#### [Directions]
Write the next part of the mailing-list message about email legal disclaimers, starting after its final quoted line.

[way off-topic] legal disclaimers [Was: Re: Using Red hatEnterprise Linux (RHEL) at home]
Lelegard Thierry
Thierry.Lelegard at nagra.fr
Mon Jan 24 09:47:10 UTC 2005
> On Fri, 2005-01-21 at 12:28 -0500, Deron Meranda wrote:
> > On Fri, 21 Jan 2005 11:20:01 -0600, Aleksandar Milivojevic
> > <amilivojevic at pbl.ca> wrote:
> > > Lelegard Thierry wrote:
> > > > This message and any attachments (the "message") is
> intended solely for the
> > > > addressees and is confidential. If you receive this
> message in error, please
> > > > delete it and immediately notify the sender.
> > > > Any use not in accordance with its purpose, any
> dissemination or disclosure,
> > > > either whole or partial, is prohibited except formal approval.
> > > > The E-Mail transmission can not guarantee the integrity
> of this message.
> > > > NAGRA FRANCE will not therefore be liable for the
> message if modified.
> >
> >
> > Yes, email "legal" disclaimers are usually pretty stupid and
> > mostly non-legally binding. You might want to see
> >
> > http://www.goldmark.org/jeff/stupid-disclaimers/
> >
> > I suppose there could be some legitimate ones, perhaps for
> > Government stuff. But for the most part they are nothing more
> > than an expression of some lawyer trying to show how powerful
> > he is without regarding any common sense.

#### [Data records]

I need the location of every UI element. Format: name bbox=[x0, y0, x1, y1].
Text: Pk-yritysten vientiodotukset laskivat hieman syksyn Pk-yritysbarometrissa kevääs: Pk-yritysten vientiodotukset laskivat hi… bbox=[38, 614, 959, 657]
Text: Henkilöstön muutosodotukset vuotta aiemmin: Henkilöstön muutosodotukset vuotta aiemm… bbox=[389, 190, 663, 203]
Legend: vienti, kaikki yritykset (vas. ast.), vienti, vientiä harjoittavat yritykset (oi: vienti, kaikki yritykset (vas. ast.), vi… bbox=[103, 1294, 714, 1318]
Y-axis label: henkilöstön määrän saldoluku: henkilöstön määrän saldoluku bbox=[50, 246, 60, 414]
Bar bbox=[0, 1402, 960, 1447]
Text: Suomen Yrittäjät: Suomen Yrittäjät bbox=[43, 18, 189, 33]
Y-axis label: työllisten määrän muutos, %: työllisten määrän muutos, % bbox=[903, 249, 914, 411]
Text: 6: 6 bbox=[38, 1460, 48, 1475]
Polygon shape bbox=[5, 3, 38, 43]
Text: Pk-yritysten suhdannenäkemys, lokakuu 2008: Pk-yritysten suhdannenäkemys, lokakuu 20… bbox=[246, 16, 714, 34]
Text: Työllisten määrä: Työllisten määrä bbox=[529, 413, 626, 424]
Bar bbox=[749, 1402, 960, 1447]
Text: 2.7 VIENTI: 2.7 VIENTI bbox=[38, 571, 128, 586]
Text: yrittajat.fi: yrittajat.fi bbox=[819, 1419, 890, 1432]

#### [The answer]
> ----
> There are only 2 ways that disclaimers are put at the bottom
> of an email
> message.
>
> 1 - Either the end user has it put in as his signature -
> whereby he can
> have another signature for mail lists without this disclaimer and is
> rude for not doing so to mailing lists
> or
> 2 - The 'company mail server' appends the signature to each outgoing
> mail (often claimed by the transgressors) which constitutes an
> adulteration of the original message and thus is of suspect validity
> anyway.
>
> In reality, regardless of how stupid, how worthless, how ineffective,
> how unsupportable it may be in litigation, they will endure and I have
> little power to stop them so I will waste no more time ranting about
> them.
Being the one whose message provoked this flame, I confirm that item
2 is the right one: One company mail server appends this useless
disclaimer to *all* outgoing messages. You should see it again in
this message, although I do not see it while typing this message.
I am not the systeme administrator and I cannot do anything about
that.
Let me note that my message was a reply to a question in this list,
providing information to someone who requested it. In short, if I get
flamed about some stupid disclaimer that I did not want anyway when
I try to help someone, maybe the solution is to stop trying to help.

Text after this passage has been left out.